▶ _The records_
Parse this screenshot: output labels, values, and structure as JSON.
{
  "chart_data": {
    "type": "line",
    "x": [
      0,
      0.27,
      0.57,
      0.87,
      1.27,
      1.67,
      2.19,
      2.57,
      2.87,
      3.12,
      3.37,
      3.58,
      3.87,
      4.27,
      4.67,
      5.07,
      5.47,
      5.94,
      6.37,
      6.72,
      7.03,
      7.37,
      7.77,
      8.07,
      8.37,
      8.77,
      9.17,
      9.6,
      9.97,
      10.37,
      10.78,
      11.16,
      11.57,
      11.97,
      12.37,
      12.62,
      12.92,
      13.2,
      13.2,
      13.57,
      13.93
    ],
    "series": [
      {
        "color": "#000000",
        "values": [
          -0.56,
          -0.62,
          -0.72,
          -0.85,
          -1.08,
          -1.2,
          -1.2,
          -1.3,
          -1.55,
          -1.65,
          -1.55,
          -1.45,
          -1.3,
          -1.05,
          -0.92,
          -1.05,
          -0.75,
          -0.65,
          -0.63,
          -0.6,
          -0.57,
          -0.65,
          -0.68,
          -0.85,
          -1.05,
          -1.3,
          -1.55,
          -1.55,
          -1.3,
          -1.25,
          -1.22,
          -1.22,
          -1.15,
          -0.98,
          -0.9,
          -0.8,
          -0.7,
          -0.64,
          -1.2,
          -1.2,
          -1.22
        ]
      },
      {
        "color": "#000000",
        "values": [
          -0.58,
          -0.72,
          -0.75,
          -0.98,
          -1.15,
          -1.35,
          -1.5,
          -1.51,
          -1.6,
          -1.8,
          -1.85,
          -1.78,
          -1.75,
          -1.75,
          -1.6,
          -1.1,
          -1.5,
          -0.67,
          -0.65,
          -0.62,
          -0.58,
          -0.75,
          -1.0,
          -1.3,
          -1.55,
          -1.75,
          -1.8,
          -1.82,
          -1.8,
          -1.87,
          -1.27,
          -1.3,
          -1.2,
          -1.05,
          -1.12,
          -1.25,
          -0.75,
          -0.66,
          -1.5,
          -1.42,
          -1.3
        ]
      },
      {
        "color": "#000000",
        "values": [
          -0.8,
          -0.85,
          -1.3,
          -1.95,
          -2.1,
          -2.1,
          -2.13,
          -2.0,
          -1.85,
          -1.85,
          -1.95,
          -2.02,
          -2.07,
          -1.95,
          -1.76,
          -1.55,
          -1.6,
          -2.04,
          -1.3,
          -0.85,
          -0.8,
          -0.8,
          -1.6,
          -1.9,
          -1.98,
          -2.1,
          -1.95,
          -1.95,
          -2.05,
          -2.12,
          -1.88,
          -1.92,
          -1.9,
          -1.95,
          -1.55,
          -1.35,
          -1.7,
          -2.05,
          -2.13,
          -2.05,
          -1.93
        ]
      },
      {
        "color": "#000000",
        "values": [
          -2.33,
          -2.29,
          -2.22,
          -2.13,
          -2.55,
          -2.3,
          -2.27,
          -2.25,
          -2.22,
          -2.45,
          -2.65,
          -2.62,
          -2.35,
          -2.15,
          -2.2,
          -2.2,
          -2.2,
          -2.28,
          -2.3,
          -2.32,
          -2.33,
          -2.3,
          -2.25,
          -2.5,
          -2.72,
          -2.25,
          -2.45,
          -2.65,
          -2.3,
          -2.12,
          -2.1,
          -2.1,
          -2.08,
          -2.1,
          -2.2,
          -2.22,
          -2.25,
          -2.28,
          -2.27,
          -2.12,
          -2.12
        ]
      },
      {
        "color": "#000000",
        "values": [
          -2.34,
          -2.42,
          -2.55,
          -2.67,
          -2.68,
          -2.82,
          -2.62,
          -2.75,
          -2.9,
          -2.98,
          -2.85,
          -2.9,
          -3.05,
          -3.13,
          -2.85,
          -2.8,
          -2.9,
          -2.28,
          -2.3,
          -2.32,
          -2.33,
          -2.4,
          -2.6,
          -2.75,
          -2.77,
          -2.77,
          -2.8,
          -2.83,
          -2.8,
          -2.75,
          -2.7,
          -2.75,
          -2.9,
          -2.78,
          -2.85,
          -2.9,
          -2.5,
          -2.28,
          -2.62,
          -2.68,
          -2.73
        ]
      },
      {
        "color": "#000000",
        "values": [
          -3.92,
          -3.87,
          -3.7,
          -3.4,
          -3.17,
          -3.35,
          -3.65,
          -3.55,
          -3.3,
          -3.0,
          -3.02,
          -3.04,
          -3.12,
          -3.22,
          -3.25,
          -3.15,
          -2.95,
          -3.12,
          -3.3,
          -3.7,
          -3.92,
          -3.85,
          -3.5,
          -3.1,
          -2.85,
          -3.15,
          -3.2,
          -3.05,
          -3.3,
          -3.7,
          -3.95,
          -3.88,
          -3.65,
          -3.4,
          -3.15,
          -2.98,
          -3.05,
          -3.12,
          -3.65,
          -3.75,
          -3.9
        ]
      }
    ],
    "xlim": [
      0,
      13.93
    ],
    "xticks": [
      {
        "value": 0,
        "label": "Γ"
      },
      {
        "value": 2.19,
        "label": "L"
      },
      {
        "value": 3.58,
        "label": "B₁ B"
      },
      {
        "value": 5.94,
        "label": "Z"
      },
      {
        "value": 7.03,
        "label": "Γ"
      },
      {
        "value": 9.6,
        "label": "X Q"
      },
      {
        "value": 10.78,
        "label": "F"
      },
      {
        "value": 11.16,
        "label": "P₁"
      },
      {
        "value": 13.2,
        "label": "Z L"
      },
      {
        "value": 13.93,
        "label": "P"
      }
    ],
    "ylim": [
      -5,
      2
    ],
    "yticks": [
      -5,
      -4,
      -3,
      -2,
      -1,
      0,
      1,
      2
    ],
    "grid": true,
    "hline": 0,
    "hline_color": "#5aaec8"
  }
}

▶ _Exercise prompt_
Quote the material exactly, leaving nothing out.

▶ _The response_
Parse this screenshot: output labels, values, and structure as JSON.
{
  "chart_data": {
    "type": "line",
    "x": [
      0,
      0.27,
      0.57,
      0.87,
      1.27,
      1.67,
      2.19,
      2.57,
      2.87,
      3.12,
      3.37,
      3.58,
      3.87,
      4.27,
      4.67,
      5.07,
      5.47,
      5.94,
      6.37,
      6.72,
      7.03,
      7.37,
      7.77,
      8.07,
      8.37,
      8.77,
      9.17,
      9.6,
      9.97,
      10.37,
      10.78,
      11.16,
      11.57,
      11.97,
      12.37,
      12.62,
      12.92,
      13.2,
      13.2,
      13.57,
      13.93
    ],
    "series": [
      {
        "color": "#000000",
        "values": [
          -0.56,
          -0.62,
          -0.72,
          -0.85,
          -1.08,
          -1.2,
          -1.2,
          -1.3,
          -1.55,
          -1.65,
          -1.55,
          -1.45,
          -1.3,
          -1.05,
          -0.92,
          -1.05,
          -0.75,
          -0.65,
          -0.63,
          -0.6,
          -0.57,
          -0.65,
          -0.68,
          -0.85,
          -1.05,
          -1.3,
          -1.55,
          -1.55,
          -1.3,
          -1.25,
          -1.22,
          -1.22,
          -1.15,
          -0.98,
          -0.9,
          -0.8,
          -0.7,
          -0.64,
          -1.2,
          -1.2,
          -1.22
        ]
      },
      {
        "color": "#000000",
        "values": [
          -0.58,
          -0.72,
          -0.75,
          -0.98,
          -1.15,
          -1.35,
          -1.5,
          -1.51,
          -1.6,
          -1.8,
          -1.85,
          -1.78,
          -1.75,
          -1.75,
          -1.6,
          -1.1,
          -1.5,
          -0.67,
          -0.65,
          -0.62,
          -0.58,
          -0.75,
          -1.0,
          -1.3,
          -1.55,
          -1.75,
          -1.8,
          -1.82,
          -1.8,
          -1.87,
          -1.27,
          -1.3,
          -1.2,
          -1.05,
          -1.12,
          -1.25,
          -0.75,
          -0.66,
          -1.5,
          -1.42,
          -1.3
        ]
      },
      {
        "color": "#000000",
        "values": [
          -0.8,
          -0.85,
          -1.3,
          -1.95,
          -2.1,
          -2.1,
          -2.13,
          -2.0,
          -1.85,
          -1.85,
          -1.95,
          -2.02,
          -2.07,
          -1.95,
          -1.76,
          -1.55,
          -1.6,
          -2.04,
          -1.3,
          -0.85,
          -0.8,
          -0.8,
          -1.6,
          -1.9,
          -1.98,
          -2.1,
          -1.95,
          -1.95,
          -2.05,
          -2.12,
          -1.88,
          -1.92,
          -1.9,
          -1.95,
          -1.55,
          -1.35,
          -1.7,
          -2.05,
          -2.13,
          -2.05,
          -1.93
        ]
      },
      {
        "color": "#000000",
        "values": [
          -2.33,
          -2.29,
          -2.22,
          -2.13,
          -2.55,
          -2.3,
          -2.27,
          -2.25,
          -2.22,
          -2.45,
          -2.65,
          -2.62,
          -2.35,
          -2.15,
          -2.2,
          -2.2,
          -2.2,
          -2.28,
          -2.3,
          -2.32,
          -2.33,
          -2.3,
          -2.25,
          -2.5,
          -2.72,
          -2.25,
          -2.45,
          -2.65,
          -2.3,
          -2.12,
          -2.1,
          -2.1,
          -2.08,
          -2.1,
          -2.2,
          -2.22,
          -2.25,
          -2.28,
          -2.27,
          -2.12,
          -2.12
        ]
      },
      {
        "color": "#000000",
        "values": [
          -2.34,
          -2.42,
          -2.55,
          -2.67,
          -2.68,
          -2.82,
          -2.62,
          -2.75,
          -2.9,
          -2.98,
          -2.85,
          -2.9,
          -3.05,
          -3.13,
          -2.85,
          -2.8,
          -2.9,
          -2.28,
          -2.3,
          -2.32,
          -2.33,
          -2.4,
          -2.6,
          -2.75,
          -2.77,
          -2.77,
          -2.8,
          -2.83,
          -2.8,
          -2.75,
          -2.7,
          -2.75,
          -2.9,
          -2.78,
          -2.85,
          -2.9,
          -2.5,
          -2.28,
          -2.62,
          -2.68,
          -2.73
        ]
      },
      {
        "color": "#000000",
        "values": [
          -3.92,
          -3.87,
          -3.7,
          -3.4,
          -3.17,
          -3.35,
          -3.65,
          -3.55,
          -3.3,
          -3.0,
          -3.02,
          -3.04,
          -3.12,
          -3.22,
          -3.25,
          -3.15,
          -2.95,
          -3.12,
          -3.3,
          -3.7,
          -3.92,
          -3.85,
          -3.5,
          -3.1,
          -2.85,
          -3.15,
          -3.2,
          -3.05,
          -3.3,
          -3.7,
          -3.95,
          -3.88,
          -3.65,
          -3.4,
          -3.15,
          -2.98,
          -3.05,
          -3.12,
          -3.65,
          -3.75,
          -3.9
        ]
      }
    ],
    "xlim": [
      0,
      13.93
    ],
    "xticks": [
      {
        "value": 0,
        "label": "Γ"
      },
      {
        "value": 2.19,
        "label": "L"
      },
      {
        "value": 3.58,
        "label": "B₁ B"
      },
      {
        "value": 5.94,
        "label": "Z"
      },
      {
        "value": 7.03,
        "label": "Γ"
      },
      {
        "value": 9.6,
        "label": "X Q"
      },
      {
        "value": 10.78,
        "label": "F"
      },
      {
        "value": 11.16,
        "label": "P₁"
      },
      {
        "value": 13.2,
        "label": "Z L"
      },
      {
        "value": 13.93,
        "label": "P"
      }
    ],
    "ylim": [
      -5,
      2
    ],
    "yticks": [
      -5,
      -4,
      -3,
      -2,
      -1,
      0,
      1,
      2
    ],
    "grid": true,
    "hline": 0,
    "hline_color": "#5aaec8"
  }
}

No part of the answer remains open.